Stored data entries
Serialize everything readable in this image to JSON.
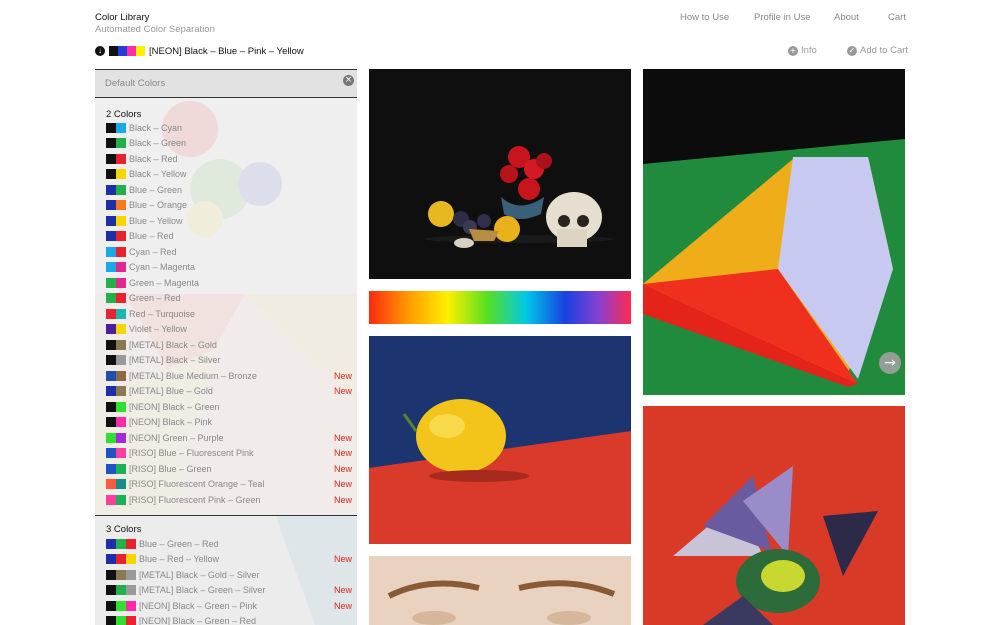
{
  "brand": {
    "title": "Color Library",
    "subtitle": "Automated Color Separation"
  },
  "nav": {
    "how_to_use": "How to Use",
    "profile_in_use": "Profile in Use",
    "about": "About",
    "cart": "Cart"
  },
  "selected_palette": {
    "label": "[NEON] Black – Blue – Pink – Yellow",
    "swatches": [
      "#111111",
      "#1f3fdc",
      "#ff2aa5",
      "#fff200"
    ],
    "download_icon": "download-icon"
  },
  "actions": {
    "info": "Info",
    "add_to_cart": "Add to Cart",
    "info_icon": "plus-circle-icon",
    "cart_icon": "check-circle-icon"
  },
  "search": {
    "placeholder": "Default Colors"
  },
  "sections": [
    {
      "title": "2 Colors",
      "items": [
        {
          "label": "Black – Cyan",
          "colors": [
            "#111111",
            "#18a9e6"
          ],
          "new": ""
        },
        {
          "label": "Black – Green",
          "colors": [
            "#111111",
            "#22b04b"
          ],
          "new": ""
        },
        {
          "label": "Black – Red",
          "colors": [
            "#111111",
            "#e8232f"
          ],
          "new": ""
        },
        {
          "label": "Black – Yellow",
          "colors": [
            "#111111",
            "#f7d600"
          ],
          "new": ""
        },
        {
          "label": "Blue – Green",
          "colors": [
            "#1c2fa8",
            "#22b04b"
          ],
          "new": ""
        },
        {
          "label": "Blue – Orange",
          "colors": [
            "#1c2fa8",
            "#f47a1f"
          ],
          "new": ""
        },
        {
          "label": "Blue – Yellow",
          "colors": [
            "#1c2fa8",
            "#f7d600"
          ],
          "new": ""
        },
        {
          "label": "Blue – Red",
          "colors": [
            "#1c2fa8",
            "#e8232f"
          ],
          "new": ""
        },
        {
          "label": "Cyan – Red",
          "colors": [
            "#18a9e6",
            "#e8232f"
          ],
          "new": ""
        },
        {
          "label": "Cyan – Magenta",
          "colors": [
            "#18a9e6",
            "#e0288f"
          ],
          "new": ""
        },
        {
          "label": "Green – Magenta",
          "colors": [
            "#22b04b",
            "#e0288f"
          ],
          "new": ""
        },
        {
          "label": "Green – Red",
          "colors": [
            "#22b04b",
            "#e8232f"
          ],
          "new": ""
        },
        {
          "label": "Red – Turquoise",
          "colors": [
            "#e8232f",
            "#18b8b0"
          ],
          "new": ""
        },
        {
          "label": "Violet – Yellow",
          "colors": [
            "#4b1fa0",
            "#f7d600"
          ],
          "new": ""
        },
        {
          "label": "[METAL] Black – Gold",
          "colors": [
            "#111111",
            "#8a7a52"
          ],
          "new": ""
        },
        {
          "label": "[METAL] Black – Silver",
          "colors": [
            "#111111",
            "#9a9a9a"
          ],
          "new": ""
        },
        {
          "label": "[METAL] Blue Medium – Bronze",
          "colors": [
            "#1f4fa8",
            "#8b6b45"
          ],
          "new": "New"
        },
        {
          "label": "[METAL] Blue – Gold",
          "colors": [
            "#1c2fa8",
            "#8a7a52"
          ],
          "new": "New"
        },
        {
          "label": "[NEON] Black – Green",
          "colors": [
            "#111111",
            "#2fe02f"
          ],
          "new": ""
        },
        {
          "label": "[NEON] Black – Pink",
          "colors": [
            "#111111",
            "#ff2aa5"
          ],
          "new": ""
        },
        {
          "label": "[NEON] Green – Purple",
          "colors": [
            "#2fe02f",
            "#a32ad8"
          ],
          "new": "New"
        },
        {
          "label": "[RISO] Blue – Fluorescent Pink",
          "colors": [
            "#1d55c8",
            "#ff3fa0"
          ],
          "new": "New"
        },
        {
          "label": "[RISO] Blue – Green",
          "colors": [
            "#1d55c8",
            "#1fae5a"
          ],
          "new": "New"
        },
        {
          "label": "[RISO] Fluorescent Orange – Teal",
          "colors": [
            "#ff5a3c",
            "#178c8a"
          ],
          "new": "New"
        },
        {
          "label": "[RISO] Fluorescent Pink – Green",
          "colors": [
            "#ff3fa0",
            "#1fae5a"
          ],
          "new": "New"
        }
      ]
    },
    {
      "title": "3 Colors",
      "items": [
        {
          "label": "Blue – Green – Red",
          "colors": [
            "#1c2fa8",
            "#22b04b",
            "#e8232f"
          ],
          "new": ""
        },
        {
          "label": "Blue – Red – Yellow",
          "colors": [
            "#1c2fa8",
            "#e8232f",
            "#f7d600"
          ],
          "new": "New"
        },
        {
          "label": "[METAL] Black – Gold – Silver",
          "colors": [
            "#111111",
            "#8a7a52",
            "#9a9a9a"
          ],
          "new": ""
        },
        {
          "label": "[METAL] Black – Green – Silver",
          "colors": [
            "#111111",
            "#22b04b",
            "#9a9a9a"
          ],
          "new": "New"
        },
        {
          "label": "[NEON] Black – Green – Pink",
          "colors": [
            "#111111",
            "#2fe02f",
            "#ff2aa5"
          ],
          "new": "New"
        },
        {
          "label": "[NEON] Black – Green – Red",
          "colors": [
            "#111111",
            "#2fe02f",
            "#e8232f"
          ],
          "new": ""
        }
      ]
    }
  ],
  "gallery": {
    "next_icon": "arrow-right-icon",
    "images": [
      "still-life-photo",
      "spectrum-gradient",
      "isometric-cube-photo",
      "lemon-photo",
      "bird-photo",
      "face-photo"
    ]
  }
}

WHAT IS BEING ASKED → Find every line that holds "RISO" and copy it.

REPLY TO THE EXERCISE →
          "label": "[RISO] Blue – Fluorescent Pink",
          "label": "[RISO] Blue – Green",
          "label": "[RISO] Fluorescent Orange – Teal",
          "label": "[RISO] Fluorescent Pink – Green",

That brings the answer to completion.